- [TASK INSTRUCTIONS]
Copy the listing word for word, from its first line through the line that contains "entry-birth-date: 1810: [1283, 1061, 1323, 1081]", including both of those lines.

## begin DATA LISTING

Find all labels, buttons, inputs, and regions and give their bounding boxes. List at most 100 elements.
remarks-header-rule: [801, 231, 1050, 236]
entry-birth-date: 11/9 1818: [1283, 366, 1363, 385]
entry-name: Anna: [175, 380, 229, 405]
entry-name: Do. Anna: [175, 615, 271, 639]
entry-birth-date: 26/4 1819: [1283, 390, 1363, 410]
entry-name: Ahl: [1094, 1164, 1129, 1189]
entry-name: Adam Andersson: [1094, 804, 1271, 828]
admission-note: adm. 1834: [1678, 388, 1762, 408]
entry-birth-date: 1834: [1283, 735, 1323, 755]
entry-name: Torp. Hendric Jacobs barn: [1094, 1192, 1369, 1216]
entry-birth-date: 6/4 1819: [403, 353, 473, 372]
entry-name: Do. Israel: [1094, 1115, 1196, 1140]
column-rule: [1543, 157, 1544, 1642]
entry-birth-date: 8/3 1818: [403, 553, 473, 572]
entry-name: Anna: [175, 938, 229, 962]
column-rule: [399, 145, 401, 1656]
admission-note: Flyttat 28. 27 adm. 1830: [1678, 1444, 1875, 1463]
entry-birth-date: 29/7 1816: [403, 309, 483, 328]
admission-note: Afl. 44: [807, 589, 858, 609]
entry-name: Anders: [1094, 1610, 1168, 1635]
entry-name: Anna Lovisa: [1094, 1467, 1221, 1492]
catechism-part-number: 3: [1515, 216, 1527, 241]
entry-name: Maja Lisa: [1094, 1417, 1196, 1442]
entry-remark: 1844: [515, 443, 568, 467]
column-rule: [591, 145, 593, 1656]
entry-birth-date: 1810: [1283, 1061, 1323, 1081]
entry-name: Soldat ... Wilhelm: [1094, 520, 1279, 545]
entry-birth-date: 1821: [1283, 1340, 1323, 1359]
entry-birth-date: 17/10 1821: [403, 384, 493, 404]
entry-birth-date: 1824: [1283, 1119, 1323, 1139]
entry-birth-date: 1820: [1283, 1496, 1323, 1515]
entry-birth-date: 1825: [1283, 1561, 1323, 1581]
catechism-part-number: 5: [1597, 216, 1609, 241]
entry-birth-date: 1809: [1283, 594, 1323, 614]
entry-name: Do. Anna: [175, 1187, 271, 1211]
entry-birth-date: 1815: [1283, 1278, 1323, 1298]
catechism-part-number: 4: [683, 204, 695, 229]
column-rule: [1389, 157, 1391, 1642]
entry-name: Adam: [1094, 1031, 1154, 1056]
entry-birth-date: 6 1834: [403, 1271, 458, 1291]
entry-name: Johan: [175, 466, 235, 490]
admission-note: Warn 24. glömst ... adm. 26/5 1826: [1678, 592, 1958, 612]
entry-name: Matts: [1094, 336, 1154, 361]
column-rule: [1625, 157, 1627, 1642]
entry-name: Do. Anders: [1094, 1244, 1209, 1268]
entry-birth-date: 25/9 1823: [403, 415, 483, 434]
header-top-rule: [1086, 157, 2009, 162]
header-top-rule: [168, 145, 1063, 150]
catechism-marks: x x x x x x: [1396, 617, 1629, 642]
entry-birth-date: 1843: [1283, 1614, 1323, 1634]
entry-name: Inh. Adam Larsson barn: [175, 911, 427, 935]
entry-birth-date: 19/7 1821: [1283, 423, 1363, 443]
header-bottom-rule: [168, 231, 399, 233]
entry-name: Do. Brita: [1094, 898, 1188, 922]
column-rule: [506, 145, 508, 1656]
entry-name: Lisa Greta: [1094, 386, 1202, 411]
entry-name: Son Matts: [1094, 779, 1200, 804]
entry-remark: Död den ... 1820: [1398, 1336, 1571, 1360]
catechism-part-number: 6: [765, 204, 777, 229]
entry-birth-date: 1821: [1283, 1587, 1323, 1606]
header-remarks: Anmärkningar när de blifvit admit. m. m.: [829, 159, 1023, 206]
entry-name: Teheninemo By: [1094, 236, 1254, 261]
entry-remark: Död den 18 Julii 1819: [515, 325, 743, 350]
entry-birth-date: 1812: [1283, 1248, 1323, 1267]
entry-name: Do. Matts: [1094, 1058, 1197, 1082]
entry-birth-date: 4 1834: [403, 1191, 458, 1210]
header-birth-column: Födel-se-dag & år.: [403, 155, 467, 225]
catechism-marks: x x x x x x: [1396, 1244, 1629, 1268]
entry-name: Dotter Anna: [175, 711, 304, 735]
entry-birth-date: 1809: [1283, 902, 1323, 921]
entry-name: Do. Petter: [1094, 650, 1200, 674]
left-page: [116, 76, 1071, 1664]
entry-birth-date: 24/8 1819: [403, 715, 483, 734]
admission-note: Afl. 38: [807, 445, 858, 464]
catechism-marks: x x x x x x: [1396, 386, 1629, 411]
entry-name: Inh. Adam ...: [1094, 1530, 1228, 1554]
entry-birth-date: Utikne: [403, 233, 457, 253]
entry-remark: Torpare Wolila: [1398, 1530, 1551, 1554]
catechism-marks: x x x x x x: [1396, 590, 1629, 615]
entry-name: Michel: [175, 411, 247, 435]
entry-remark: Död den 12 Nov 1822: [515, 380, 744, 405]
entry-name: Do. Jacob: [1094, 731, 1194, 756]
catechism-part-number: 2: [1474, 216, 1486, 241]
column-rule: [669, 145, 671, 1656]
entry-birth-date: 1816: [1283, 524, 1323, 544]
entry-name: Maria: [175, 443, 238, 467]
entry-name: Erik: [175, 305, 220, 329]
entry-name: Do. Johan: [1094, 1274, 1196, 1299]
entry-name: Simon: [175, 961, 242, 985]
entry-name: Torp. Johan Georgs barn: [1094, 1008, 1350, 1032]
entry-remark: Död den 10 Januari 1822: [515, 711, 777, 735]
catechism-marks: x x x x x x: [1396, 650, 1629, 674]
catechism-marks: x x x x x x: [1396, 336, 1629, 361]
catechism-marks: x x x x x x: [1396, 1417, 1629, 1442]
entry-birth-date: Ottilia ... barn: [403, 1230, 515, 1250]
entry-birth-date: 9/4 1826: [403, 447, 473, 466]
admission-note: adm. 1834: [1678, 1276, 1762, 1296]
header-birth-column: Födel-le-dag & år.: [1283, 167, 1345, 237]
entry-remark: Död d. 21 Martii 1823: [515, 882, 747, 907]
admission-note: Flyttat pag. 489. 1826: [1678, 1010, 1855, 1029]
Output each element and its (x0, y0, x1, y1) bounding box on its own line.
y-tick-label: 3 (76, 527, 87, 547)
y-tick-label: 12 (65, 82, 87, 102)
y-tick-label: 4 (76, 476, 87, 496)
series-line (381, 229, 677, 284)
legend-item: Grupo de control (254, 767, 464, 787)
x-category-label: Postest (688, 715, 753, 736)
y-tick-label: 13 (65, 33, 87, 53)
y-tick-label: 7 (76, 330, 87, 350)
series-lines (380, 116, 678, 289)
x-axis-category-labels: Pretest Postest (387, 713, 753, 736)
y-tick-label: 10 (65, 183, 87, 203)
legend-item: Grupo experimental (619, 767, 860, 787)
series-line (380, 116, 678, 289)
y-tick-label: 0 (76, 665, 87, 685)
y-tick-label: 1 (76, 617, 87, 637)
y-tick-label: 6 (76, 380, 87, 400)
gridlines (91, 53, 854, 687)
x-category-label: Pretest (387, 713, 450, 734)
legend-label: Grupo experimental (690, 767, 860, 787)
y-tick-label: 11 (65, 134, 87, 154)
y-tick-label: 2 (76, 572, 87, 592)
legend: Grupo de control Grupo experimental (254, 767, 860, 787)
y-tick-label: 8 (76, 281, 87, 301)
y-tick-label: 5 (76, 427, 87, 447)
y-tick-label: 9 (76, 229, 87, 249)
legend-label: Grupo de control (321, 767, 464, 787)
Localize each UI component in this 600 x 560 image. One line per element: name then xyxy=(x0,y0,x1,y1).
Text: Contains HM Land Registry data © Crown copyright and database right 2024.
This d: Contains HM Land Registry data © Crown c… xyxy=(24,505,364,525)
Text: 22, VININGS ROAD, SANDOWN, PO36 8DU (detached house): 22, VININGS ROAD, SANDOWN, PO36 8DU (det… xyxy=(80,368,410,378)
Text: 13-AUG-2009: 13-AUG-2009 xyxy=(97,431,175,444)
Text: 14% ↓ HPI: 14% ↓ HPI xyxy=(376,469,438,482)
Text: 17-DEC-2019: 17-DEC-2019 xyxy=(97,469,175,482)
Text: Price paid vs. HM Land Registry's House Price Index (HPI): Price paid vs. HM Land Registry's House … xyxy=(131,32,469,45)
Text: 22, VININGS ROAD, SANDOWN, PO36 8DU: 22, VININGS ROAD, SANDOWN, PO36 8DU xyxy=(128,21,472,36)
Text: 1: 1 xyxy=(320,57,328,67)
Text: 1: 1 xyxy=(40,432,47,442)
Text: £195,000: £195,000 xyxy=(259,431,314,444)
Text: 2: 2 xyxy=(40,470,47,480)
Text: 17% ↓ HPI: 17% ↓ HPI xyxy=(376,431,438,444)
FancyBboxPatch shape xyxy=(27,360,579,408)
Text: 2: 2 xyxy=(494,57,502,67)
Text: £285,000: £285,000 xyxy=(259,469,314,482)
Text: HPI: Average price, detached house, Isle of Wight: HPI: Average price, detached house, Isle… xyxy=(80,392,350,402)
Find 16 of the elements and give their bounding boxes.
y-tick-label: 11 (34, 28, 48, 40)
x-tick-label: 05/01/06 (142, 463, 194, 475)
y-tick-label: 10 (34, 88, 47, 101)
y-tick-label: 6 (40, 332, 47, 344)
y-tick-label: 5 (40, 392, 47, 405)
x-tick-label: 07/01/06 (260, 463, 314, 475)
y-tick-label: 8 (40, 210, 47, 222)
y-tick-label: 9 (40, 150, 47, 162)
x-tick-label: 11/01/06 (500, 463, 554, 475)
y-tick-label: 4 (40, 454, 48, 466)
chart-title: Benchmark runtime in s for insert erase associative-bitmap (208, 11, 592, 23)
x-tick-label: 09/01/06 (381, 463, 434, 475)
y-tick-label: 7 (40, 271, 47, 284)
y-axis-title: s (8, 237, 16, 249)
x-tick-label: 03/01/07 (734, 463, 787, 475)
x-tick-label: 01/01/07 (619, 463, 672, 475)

## end DATA LISTING

- [COMPLETED EXERCISE]
Find all labels, buttons, inputs, and regions and give their bounding boxes. List at most 100 elements.
remarks-header-rule: [801, 231, 1050, 236]
entry-birth-date: 11/9 1818: [1283, 366, 1363, 385]
entry-name: Anna: [175, 380, 229, 405]
entry-name: Do. Anna: [175, 615, 271, 639]
entry-birth-date: 26/4 1819: [1283, 390, 1363, 410]
entry-name: Ahl: [1094, 1164, 1129, 1189]
entry-name: Adam Andersson: [1094, 804, 1271, 828]
admission-note: adm. 1834: [1678, 388, 1762, 408]
entry-birth-date: 1834: [1283, 735, 1323, 755]
entry-name: Torp. Hendric Jacobs barn: [1094, 1192, 1369, 1216]
entry-birth-date: 6/4 1819: [403, 353, 473, 372]
entry-name: Do. Israel: [1094, 1115, 1196, 1140]
column-rule: [1543, 157, 1544, 1642]
entry-birth-date: 8/3 1818: [403, 553, 473, 572]
entry-name: Anna: [175, 938, 229, 962]
column-rule: [399, 145, 401, 1656]
admission-note: Flyttat 28. 27 adm. 1830: [1678, 1444, 1875, 1463]
entry-birth-date: 29/7 1816: [403, 309, 483, 328]
admission-note: Afl. 44: [807, 589, 858, 609]
entry-name: Anders: [1094, 1610, 1168, 1635]
entry-name: Anna Lovisa: [1094, 1467, 1221, 1492]
catechism-part-number: 3: [1515, 216, 1527, 241]
entry-name: Maja Lisa: [1094, 1417, 1196, 1442]
entry-remark: 1844: [515, 443, 568, 467]
column-rule: [591, 145, 593, 1656]
entry-birth-date: 1810: [1283, 1061, 1323, 1081]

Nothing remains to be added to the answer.